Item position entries
= = = = = = =

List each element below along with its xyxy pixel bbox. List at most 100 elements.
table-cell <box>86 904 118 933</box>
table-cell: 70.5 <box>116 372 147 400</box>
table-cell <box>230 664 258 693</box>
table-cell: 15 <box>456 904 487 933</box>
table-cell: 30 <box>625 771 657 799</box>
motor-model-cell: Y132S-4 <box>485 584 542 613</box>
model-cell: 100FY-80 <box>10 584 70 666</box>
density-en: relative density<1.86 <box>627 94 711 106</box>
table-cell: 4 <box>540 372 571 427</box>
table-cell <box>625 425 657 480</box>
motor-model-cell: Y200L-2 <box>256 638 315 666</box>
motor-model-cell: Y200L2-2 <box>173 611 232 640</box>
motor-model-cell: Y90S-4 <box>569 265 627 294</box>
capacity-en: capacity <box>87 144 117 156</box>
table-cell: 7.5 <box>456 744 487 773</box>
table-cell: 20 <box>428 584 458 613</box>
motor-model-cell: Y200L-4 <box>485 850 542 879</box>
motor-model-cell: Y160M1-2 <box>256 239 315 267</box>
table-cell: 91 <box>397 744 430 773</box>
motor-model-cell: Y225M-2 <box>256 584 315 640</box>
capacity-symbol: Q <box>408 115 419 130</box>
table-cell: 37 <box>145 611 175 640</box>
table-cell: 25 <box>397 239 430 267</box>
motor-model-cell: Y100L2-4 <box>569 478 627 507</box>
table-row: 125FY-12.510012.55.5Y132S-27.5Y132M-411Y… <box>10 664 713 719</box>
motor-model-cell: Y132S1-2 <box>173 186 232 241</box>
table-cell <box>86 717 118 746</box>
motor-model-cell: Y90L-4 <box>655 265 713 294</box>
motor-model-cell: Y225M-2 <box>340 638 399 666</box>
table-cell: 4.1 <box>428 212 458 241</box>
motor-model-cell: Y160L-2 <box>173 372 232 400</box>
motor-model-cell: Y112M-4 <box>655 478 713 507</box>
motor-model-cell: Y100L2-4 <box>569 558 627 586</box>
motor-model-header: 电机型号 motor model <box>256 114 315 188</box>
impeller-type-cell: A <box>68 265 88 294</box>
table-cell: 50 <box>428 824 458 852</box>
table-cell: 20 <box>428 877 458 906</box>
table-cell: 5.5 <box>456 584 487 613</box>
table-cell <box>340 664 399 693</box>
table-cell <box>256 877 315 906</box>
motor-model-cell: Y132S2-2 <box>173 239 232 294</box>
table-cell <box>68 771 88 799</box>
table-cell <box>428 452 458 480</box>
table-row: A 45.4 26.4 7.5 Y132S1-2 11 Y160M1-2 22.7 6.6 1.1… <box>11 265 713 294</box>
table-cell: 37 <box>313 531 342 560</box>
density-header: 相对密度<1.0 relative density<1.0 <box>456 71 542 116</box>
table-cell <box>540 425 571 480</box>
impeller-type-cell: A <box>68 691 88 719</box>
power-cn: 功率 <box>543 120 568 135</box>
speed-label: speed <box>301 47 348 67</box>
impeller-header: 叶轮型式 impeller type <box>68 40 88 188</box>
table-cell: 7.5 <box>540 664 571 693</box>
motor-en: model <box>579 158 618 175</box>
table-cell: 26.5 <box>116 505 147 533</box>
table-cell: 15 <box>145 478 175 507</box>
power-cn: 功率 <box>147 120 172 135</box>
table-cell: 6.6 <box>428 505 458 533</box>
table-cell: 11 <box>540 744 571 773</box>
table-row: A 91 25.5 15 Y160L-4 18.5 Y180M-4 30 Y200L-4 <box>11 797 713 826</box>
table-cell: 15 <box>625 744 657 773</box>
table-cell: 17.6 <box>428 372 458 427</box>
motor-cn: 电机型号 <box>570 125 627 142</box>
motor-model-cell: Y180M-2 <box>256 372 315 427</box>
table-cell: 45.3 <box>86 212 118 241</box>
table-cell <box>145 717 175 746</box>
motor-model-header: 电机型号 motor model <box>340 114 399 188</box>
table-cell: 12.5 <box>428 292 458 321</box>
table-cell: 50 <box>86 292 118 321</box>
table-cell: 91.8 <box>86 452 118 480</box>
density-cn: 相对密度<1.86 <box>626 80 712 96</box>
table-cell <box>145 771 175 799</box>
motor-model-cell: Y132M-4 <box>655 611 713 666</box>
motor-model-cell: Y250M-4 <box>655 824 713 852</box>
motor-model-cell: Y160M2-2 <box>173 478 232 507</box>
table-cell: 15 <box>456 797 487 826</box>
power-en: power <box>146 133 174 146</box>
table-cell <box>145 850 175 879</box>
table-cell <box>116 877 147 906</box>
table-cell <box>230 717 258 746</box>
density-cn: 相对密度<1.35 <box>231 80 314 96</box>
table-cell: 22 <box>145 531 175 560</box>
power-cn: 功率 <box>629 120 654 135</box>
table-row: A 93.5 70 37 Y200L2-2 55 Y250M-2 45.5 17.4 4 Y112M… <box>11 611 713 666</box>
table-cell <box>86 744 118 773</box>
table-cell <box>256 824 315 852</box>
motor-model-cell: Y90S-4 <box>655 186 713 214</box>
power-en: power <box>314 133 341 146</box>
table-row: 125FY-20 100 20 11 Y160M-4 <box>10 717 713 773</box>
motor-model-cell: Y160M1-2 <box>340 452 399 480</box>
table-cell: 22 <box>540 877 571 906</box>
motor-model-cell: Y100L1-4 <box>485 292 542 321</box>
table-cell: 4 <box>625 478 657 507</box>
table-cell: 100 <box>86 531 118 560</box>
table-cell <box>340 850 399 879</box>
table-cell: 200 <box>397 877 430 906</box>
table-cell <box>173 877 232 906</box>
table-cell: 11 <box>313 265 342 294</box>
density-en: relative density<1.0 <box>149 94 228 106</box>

= = = = = = =

#### [TASK DESCRIPTION]
Write out every line of the item position entries above, copying each one word for word.

#### [THE SOLUTION]
List each element below along with its xyxy pixel bbox. List at most 100 elements.
table-cell <box>86 904 118 933</box>
table-cell: 70.5 <box>116 372 147 400</box>
table-cell <box>230 664 258 693</box>
table-cell: 15 <box>456 904 487 933</box>
table-cell: 30 <box>625 771 657 799</box>
motor-model-cell: Y132S-4 <box>485 584 542 613</box>
model-cell: 100FY-80 <box>10 584 70 666</box>
density-en: relative density<1.86 <box>627 94 711 106</box>
table-cell: 4 <box>540 372 571 427</box>
table-cell <box>625 425 657 480</box>
motor-model-cell: Y200L-2 <box>256 638 315 666</box>
motor-model-cell: Y200L2-2 <box>173 611 232 640</box>
motor-model-cell: Y90S-4 <box>569 265 627 294</box>
capacity-en: capacity <box>87 144 117 156</box>
table-cell: 7.5 <box>456 744 487 773</box>
table-cell: 20 <box>428 584 458 613</box>
motor-model-cell: Y200L-4 <box>485 850 542 879</box>
motor-model-cell: Y160M1-2 <box>256 239 315 267</box>
table-cell: 91 <box>397 744 430 773</box>
motor-model-cell: Y225M-2 <box>256 584 315 640</box>
capacity-symbol: Q <box>408 115 419 130</box>
table-cell: 37 <box>145 611 175 640</box>
table-cell: 25 <box>397 239 430 267</box>
motor-model-cell: Y100L2-4 <box>569 478 627 507</box>
table-row: 125FY-12.510012.55.5Y132S-27.5Y132M-411Y… <box>10 664 713 719</box>
motor-model-cell: Y132S1-2 <box>173 186 232 241</box>
table-cell <box>86 717 118 746</box>
motor-model-cell: Y90L-4 <box>655 265 713 294</box>
motor-model-cell: Y225M-2 <box>340 638 399 666</box>
table-cell: 4.1 <box>428 212 458 241</box>
motor-model-cell: Y160L-2 <box>173 372 232 400</box>
motor-model-cell: Y112M-4 <box>655 478 713 507</box>
motor-model-cell: Y100L2-4 <box>569 558 627 586</box>
motor-model-header: 电机型号 motor model <box>256 114 315 188</box>
impeller-type-cell: A <box>68 265 88 294</box>
table-cell: 50 <box>428 824 458 852</box>
table-cell: 20 <box>428 877 458 906</box>
table-cell: 5.5 <box>456 584 487 613</box>
table-cell <box>340 664 399 693</box>
table-cell <box>256 877 315 906</box>
motor-model-cell: Y132S2-2 <box>173 239 232 294</box>
table-cell <box>68 771 88 799</box>
table-cell <box>428 452 458 480</box>
table-row: A 45.4 26.4 7.5 Y132S1-2 11 Y160M1-2 22.7 6.6 1.1… <box>11 265 713 294</box>
table-cell: 37 <box>313 531 342 560</box>
density-header: 相对密度<1.0 relative density<1.0 <box>456 71 542 116</box>
table-cell <box>540 425 571 480</box>
impeller-type-cell: A <box>68 691 88 719</box>
power-cn: 功率 <box>543 120 568 135</box>
speed-label: speed <box>301 47 348 67</box>
impeller-header: 叶轮型式 impeller type <box>68 40 88 188</box>
table-cell: 7.5 <box>540 664 571 693</box>
motor-en: model <box>579 158 618 175</box>
table-cell: 26.5 <box>116 505 147 533</box>
table-cell: 15 <box>145 478 175 507</box>
power-cn: 功率 <box>147 120 172 135</box>
table-cell: 6.6 <box>428 505 458 533</box>
table-cell: 11 <box>540 744 571 773</box>
table-row: A 91 25.5 15 Y160L-4 18.5 Y180M-4 30 Y200L-4 <box>11 797 713 826</box>
table-cell: 15 <box>625 744 657 773</box>
table-cell: 17.6 <box>428 372 458 427</box>
motor-cn: 电机型号 <box>570 125 627 142</box>
motor-model-cell: Y180M-2 <box>256 372 315 427</box>
table-cell: 45.3 <box>86 212 118 241</box>
table-cell <box>145 717 175 746</box>
motor-model-header: 电机型号 motor model <box>340 114 399 188</box>
table-cell: 12.5 <box>428 292 458 321</box>
table-cell: 50 <box>86 292 118 321</box>
table-cell: 91.8 <box>86 452 118 480</box>
density-cn: 相对密度<1.86 <box>626 80 712 96</box>
table-cell <box>145 771 175 799</box>
motor-model-cell: Y132M-4 <box>655 611 713 666</box>
motor-model-cell: Y250M-4 <box>655 824 713 852</box>
motor-model-cell: Y160M2-2 <box>173 478 232 507</box>
table-cell: 15 <box>456 797 487 826</box>
power-en: power <box>146 133 174 146</box>
table-cell <box>145 850 175 879</box>
table-cell <box>116 877 147 906</box>
table-cell <box>230 717 258 746</box>
density-cn: 相对密度<1.35 <box>231 80 314 96</box>
table-cell: 22 <box>145 531 175 560</box>
power-cn: 功率 <box>629 120 654 135</box>
table-row: A 93.5 70 37 Y200L2-2 55 Y250M-2 45.5 17.4 4 Y112M… <box>11 611 713 666</box>
table-cell <box>86 744 118 773</box>
table-cell <box>256 824 315 852</box>
motor-model-cell: Y90S-4 <box>655 186 713 214</box>
power-en: power <box>314 133 341 146</box>
table-row: 125FY-20 100 20 11 Y160M-4 <box>10 717 713 773</box>
motor-model-cell: Y160M1-2 <box>340 452 399 480</box>
table-cell: 22 <box>540 877 571 906</box>
motor-model-cell: Y100L1-4 <box>485 292 542 321</box>
table-cell: 4 <box>625 478 657 507</box>
table-cell: 100 <box>86 531 118 560</box>
table-cell <box>340 850 399 879</box>
table-cell: 200 <box>397 877 430 906</box>
table-cell <box>173 877 232 906</box>
table-cell: 11 <box>313 265 342 294</box>
density-en: relative density<1.0 <box>149 94 228 106</box>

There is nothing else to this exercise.